Scan the listing that follows and report how many lines contain "name". Write the number alone.

[Some records]
- - - - -

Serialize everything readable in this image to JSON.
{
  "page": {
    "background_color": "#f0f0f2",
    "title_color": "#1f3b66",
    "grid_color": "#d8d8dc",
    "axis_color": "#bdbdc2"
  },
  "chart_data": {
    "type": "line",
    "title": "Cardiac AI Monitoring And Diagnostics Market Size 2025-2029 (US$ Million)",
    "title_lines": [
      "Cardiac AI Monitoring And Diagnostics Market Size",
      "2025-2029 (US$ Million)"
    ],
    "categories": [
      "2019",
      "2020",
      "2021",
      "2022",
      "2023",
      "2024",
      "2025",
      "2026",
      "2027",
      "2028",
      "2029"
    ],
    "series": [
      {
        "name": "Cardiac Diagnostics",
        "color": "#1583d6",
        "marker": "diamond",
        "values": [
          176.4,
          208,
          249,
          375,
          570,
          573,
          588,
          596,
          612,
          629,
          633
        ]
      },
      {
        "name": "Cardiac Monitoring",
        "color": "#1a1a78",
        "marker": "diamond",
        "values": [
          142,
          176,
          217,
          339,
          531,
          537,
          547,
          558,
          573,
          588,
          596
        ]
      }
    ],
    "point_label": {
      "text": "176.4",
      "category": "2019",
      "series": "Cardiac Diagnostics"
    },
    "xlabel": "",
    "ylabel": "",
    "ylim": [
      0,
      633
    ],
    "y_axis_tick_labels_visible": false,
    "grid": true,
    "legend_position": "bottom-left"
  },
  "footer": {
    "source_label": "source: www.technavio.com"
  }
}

- - - - -

- **Output**
2